Data records:
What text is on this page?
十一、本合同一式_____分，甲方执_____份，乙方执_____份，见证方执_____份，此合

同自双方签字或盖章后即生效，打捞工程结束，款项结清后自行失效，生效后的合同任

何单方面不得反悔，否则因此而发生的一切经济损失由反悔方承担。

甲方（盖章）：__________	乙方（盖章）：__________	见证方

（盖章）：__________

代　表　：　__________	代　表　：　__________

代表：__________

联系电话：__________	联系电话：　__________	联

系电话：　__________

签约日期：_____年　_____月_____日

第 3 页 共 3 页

Work to complete: Restate each record exactly as written.

Response for this exercise:
What text is on this page?
十一、本合同一式_____分，甲方执_____份，乙方执_____份，见证方执_____份，此合

同自双方签字或盖章后即生效，打捞工程结束，款项结清后自行失效，生效后的合同任

何单方面不得反悔，否则因此而发生的一切经济损失由反悔方承担。

甲方（盖章）：__________	乙方（盖章）：__________	见证方

（盖章）：__________

代　表　：　__________	代　表　：　__________

代表：__________

联系电话：__________	联系电话：　__________	联

系电话：　__________

签约日期：_____年　_____月_____日

第 3 页 共 3 页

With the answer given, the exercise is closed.